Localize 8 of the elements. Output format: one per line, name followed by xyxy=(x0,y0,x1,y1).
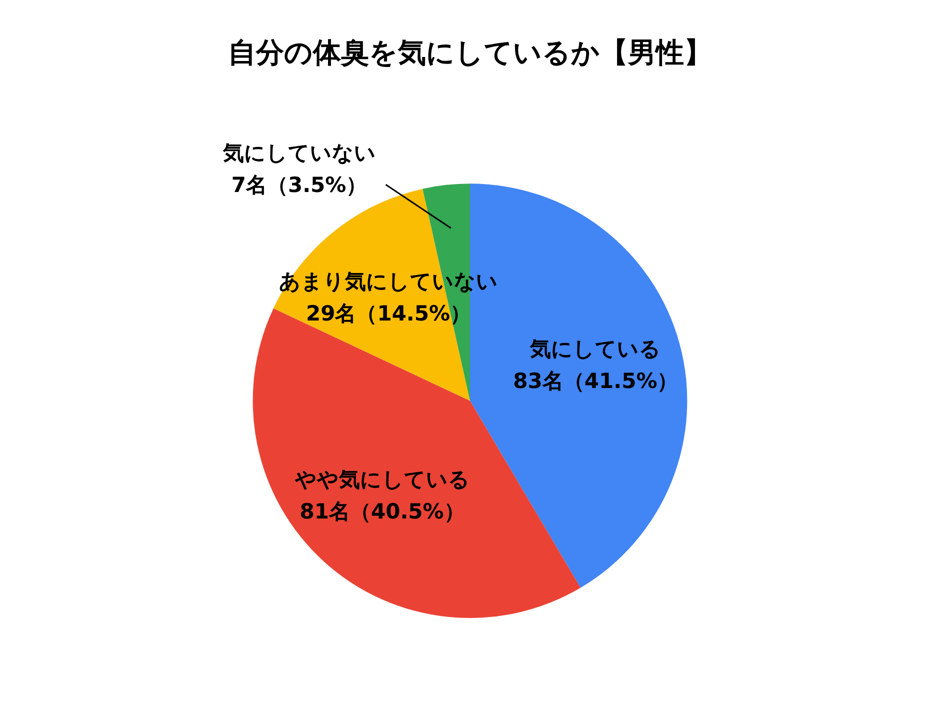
data-label: 81名（40.5%） xyxy=(300,500,465,524)
data-label: 29名（14.5%） xyxy=(306,302,472,326)
slice-label: やや気にしている xyxy=(294,468,470,492)
data-label: 83名（41.5%） xyxy=(513,368,678,393)
slice-label: 気にしている xyxy=(529,336,662,361)
chart-title: 自分の体臭を気にしているか【男性】 xyxy=(228,36,712,70)
data-label: 7名（3.5%） xyxy=(231,173,368,198)
slice-label: 気にしていない xyxy=(222,141,376,166)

_ _ _

WHAT YOU ARE ASKED TO DO:
Please rewrite the records with "Localize" replaced by "Locate" and everything else unchanged. Leave the pictures out.

ANSWER FOR THIS EXERCISE:
Locate 8 of the elements. Output format: one per line, name followed by xyxy=(x0,y0,x1,y1).
data-label: 81名（40.5%） xyxy=(300,500,465,524)
data-label: 29名（14.5%） xyxy=(306,302,472,326)
slice-label: やや気にしている xyxy=(294,468,470,492)
data-label: 83名（41.5%） xyxy=(513,368,678,393)
slice-label: 気にしている xyxy=(529,336,662,361)
chart-title: 自分の体臭を気にしているか【男性】 xyxy=(228,36,712,70)
data-label: 7名（3.5%） xyxy=(231,173,368,198)
slice-label: 気にしていない xyxy=(222,141,376,166)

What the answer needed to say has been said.